Problem
Write out the material again exactly, please, and omit the pictures.

>>

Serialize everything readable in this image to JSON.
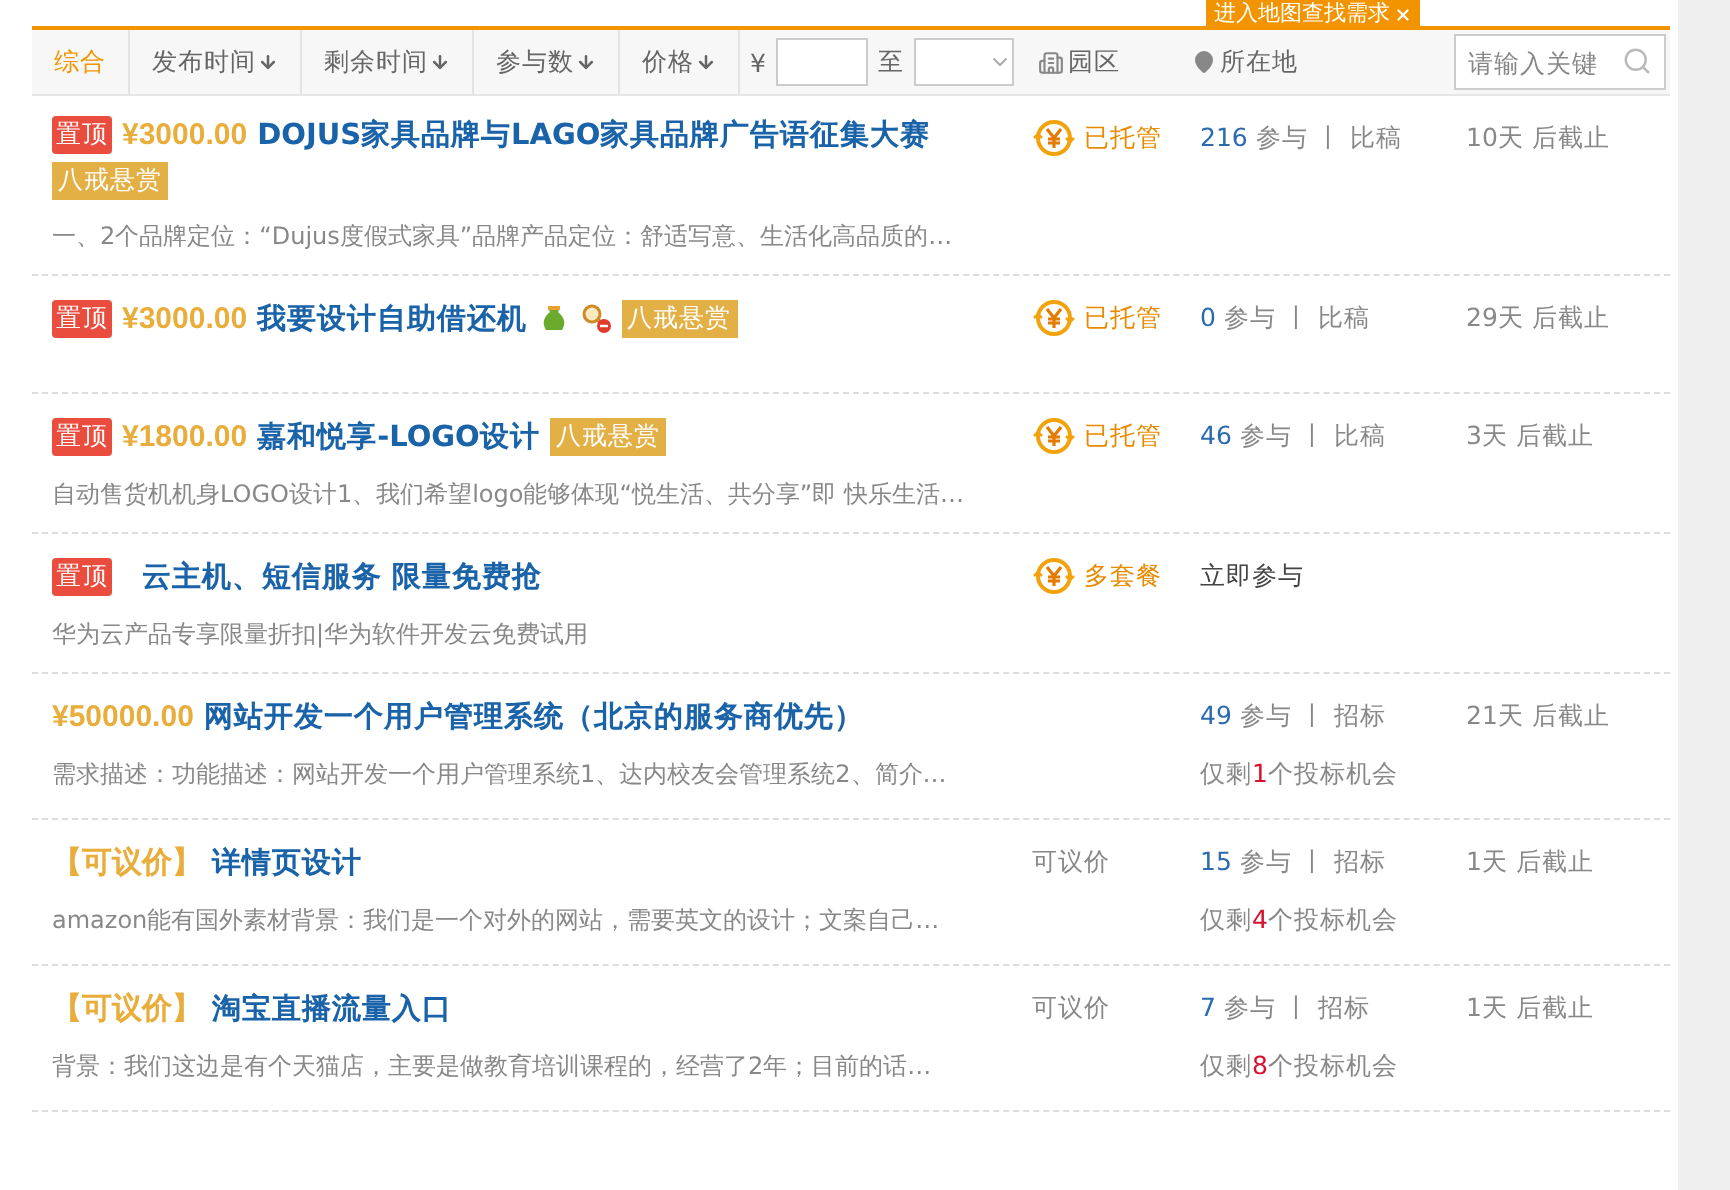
{
  "filter_bar": {
    "sorts": [
      {
        "label": "综合",
        "selected": true,
        "arrow": false
      },
      {
        "label": "发布时间",
        "selected": false,
        "arrow": true
      },
      {
        "label": "剩余时间",
        "selected": false,
        "arrow": true
      },
      {
        "label": "参与数",
        "selected": false,
        "arrow": true
      },
      {
        "label": "价格",
        "selected": false,
        "arrow": true
      }
    ],
    "price_symbol": "¥",
    "range_to": "至",
    "park": "园区",
    "location": "所在地",
    "map_tip": "进入地图查找需求",
    "search": {
      "placeholder": "请输入关键"
    }
  },
  "tasks": [
    {
      "pinned": true,
      "pin_label": "置顶",
      "price": {
        "kind": "amount",
        "text": "¥3000.00"
      },
      "title": "DOJUS家具品牌与LAGO家具品牌广告语征集大赛",
      "tag": "八戒悬赏",
      "description": "一、2个品牌定位：“Dujus度假式家具”品牌产品定位：舒适写意、生活化高品质的…",
      "status": {
        "kind": "escrow",
        "text": "已托管"
      },
      "count": "216",
      "count_text": "参与 丨 比稿",
      "deadline": "10天 后截止"
    },
    {
      "pinned": true,
      "pin_label": "置顶",
      "price": {
        "kind": "amount",
        "text": "¥3000.00"
      },
      "title": "我要设计自助借还机",
      "title_icons": [
        {
          "kind": "bag"
        },
        {
          "kind": "search"
        }
      ],
      "tag": "八戒悬赏",
      "status": {
        "kind": "escrow",
        "text": "已托管"
      },
      "count": "0",
      "count_text": "参与 丨 比稿",
      "deadline": "29天 后截止"
    },
    {
      "pinned": true,
      "pin_label": "置顶",
      "price": {
        "kind": "amount",
        "text": "¥1800.00"
      },
      "title": "嘉和悦享-LOGO设计",
      "tag": "八戒悬赏",
      "description": "自动售货机机身LOGO设计1、我们希望logo能够体现“悦生活、共分享”即 快乐生活…",
      "status": {
        "kind": "escrow",
        "text": "已托管"
      },
      "count": "46",
      "count_text": "参与 丨 比稿",
      "deadline": "3天 后截止"
    },
    {
      "pinned": true,
      "pin_label": "置顶",
      "title": "云主机、短信服务 限量免费抢",
      "description": "华为云产品专享限量折扣|华为软件开发云免费试用",
      "status": {
        "kind": "escrow",
        "text": "多套餐"
      },
      "join_link": "立即参与"
    },
    {
      "pinned": false,
      "price": {
        "kind": "amount",
        "text": "¥50000.00"
      },
      "title": "网站开发一个用户管理系统（北京的服务商优先）",
      "description": "需求描述：功能描述：网站开发一个用户管理系统1、达内校友会管理系统2、简介…",
      "count": "49",
      "count_text": "参与 丨 招标",
      "deadline": "21天 后截止",
      "chances": {
        "before": "仅剩",
        "number": "1",
        "after": "个投标机会"
      }
    },
    {
      "pinned": false,
      "price": {
        "kind": "negotiable",
        "text": "【可议价】"
      },
      "title": "详情页设计",
      "description": "amazon能有国外素材背景：我们是一个对外的网站，需要英文的设计；文案自己…",
      "status": {
        "kind": "plain",
        "text": "可议价"
      },
      "count": "15",
      "count_text": "参与 丨 招标",
      "deadline": "1天 后截止",
      "chances": {
        "before": "仅剩",
        "number": "4",
        "after": "个投标机会"
      }
    },
    {
      "pinned": false,
      "price": {
        "kind": "negotiable",
        "text": "【可议价】"
      },
      "title": "淘宝直播流量入口",
      "description": "背景：我们这边是有个天猫店，主要是做教育培训课程的，经营了2年；目前的话…",
      "status": {
        "kind": "plain",
        "text": "可议价"
      },
      "count": "7",
      "count_text": "参与 丨 招标",
      "deadline": "1天 后截止",
      "chances": {
        "before": "仅剩",
        "number": "8",
        "after": "个投标机会"
      }
    }
  ]
}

<<

Finished exercise
Serialize everything readable in this image to JSON.
{
  "filter_bar": {
    "sorts": [
      {
        "label": "综合",
        "selected": true,
        "arrow": false
      },
      {
        "label": "发布时间",
        "selected": false,
        "arrow": true
      },
      {
        "label": "剩余时间",
        "selected": false,
        "arrow": true
      },
      {
        "label": "参与数",
        "selected": false,
        "arrow": true
      },
      {
        "label": "价格",
        "selected": false,
        "arrow": true
      }
    ],
    "price_symbol": "¥",
    "range_to": "至",
    "park": "园区",
    "location": "所在地",
    "map_tip": "进入地图查找需求",
    "search": {
      "placeholder": "请输入关键"
    }
  },
  "tasks": [
    {
      "pinned": true,
      "pin_label": "置顶",
      "price": {
        "kind": "amount",
        "text": "¥3000.00"
      },
      "title": "DOJUS家具品牌与LAGO家具品牌广告语征集大赛",
      "tag": "八戒悬赏",
      "description": "一、2个品牌定位：“Dujus度假式家具”品牌产品定位：舒适写意、生活化高品质的…",
      "status": {
        "kind": "escrow",
        "text": "已托管"
      },
      "count": "216",
      "count_text": "参与 丨 比稿",
      "deadline": "10天 后截止"
    },
    {
      "pinned": true,
      "pin_label": "置顶",
      "price": {
        "kind": "amount",
        "text": "¥3000.00"
      },
      "title": "我要设计自助借还机",
      "title_icons": [
        {
          "kind": "bag"
        },
        {
          "kind": "search"
        }
      ],
      "tag": "八戒悬赏",
      "status": {
        "kind": "escrow",
        "text": "已托管"
      },
      "count": "0",
      "count_text": "参与 丨 比稿",
      "deadline": "29天 后截止"
    },
    {
      "pinned": true,
      "pin_label": "置顶",
      "price": {
        "kind": "amount",
        "text": "¥1800.00"
      },
      "title": "嘉和悦享-LOGO设计",
      "tag": "八戒悬赏",
      "description": "自动售货机机身LOGO设计1、我们希望logo能够体现“悦生活、共分享”即 快乐生活…",
      "status": {
        "kind": "escrow",
        "text": "已托管"
      },
      "count": "46",
      "count_text": "参与 丨 比稿",
      "deadline": "3天 后截止"
    },
    {
      "pinned": true,
      "pin_label": "置顶",
      "title": "云主机、短信服务 限量免费抢",
      "description": "华为云产品专享限量折扣|华为软件开发云免费试用",
      "status": {
        "kind": "escrow",
        "text": "多套餐"
      },
      "join_link": "立即参与"
    },
    {
      "pinned": false,
      "price": {
        "kind": "amount",
        "text": "¥50000.00"
      },
      "title": "网站开发一个用户管理系统（北京的服务商优先）",
      "description": "需求描述：功能描述：网站开发一个用户管理系统1、达内校友会管理系统2、简介…",
      "count": "49",
      "count_text": "参与 丨 招标",
      "deadline": "21天 后截止",
      "chances": {
        "before": "仅剩",
        "number": "1",
        "after": "个投标机会"
      }
    },
    {
      "pinned": false,
      "price": {
        "kind": "negotiable",
        "text": "【可议价】"
      },
      "title": "详情页设计",
      "description": "amazon能有国外素材背景：我们是一个对外的网站，需要英文的设计；文案自己…",
      "status": {
        "kind": "plain",
        "text": "可议价"
      },
      "count": "15",
      "count_text": "参与 丨 招标",
      "deadline": "1天 后截止",
      "chances": {
        "before": "仅剩",
        "number": "4",
        "after": "个投标机会"
      }
    },
    {
      "pinned": false,
      "price": {
        "kind": "negotiable",
        "text": "【可议价】"
      },
      "title": "淘宝直播流量入口",
      "description": "背景：我们这边是有个天猫店，主要是做教育培训课程的，经营了2年；目前的话…",
      "status": {
        "kind": "plain",
        "text": "可议价"
      },
      "count": "7",
      "count_text": "参与 丨 招标",
      "deadline": "1天 后截止",
      "chances": {
        "before": "仅剩",
        "number": "8",
        "after": "个投标机会"
      }
    }
  ]
}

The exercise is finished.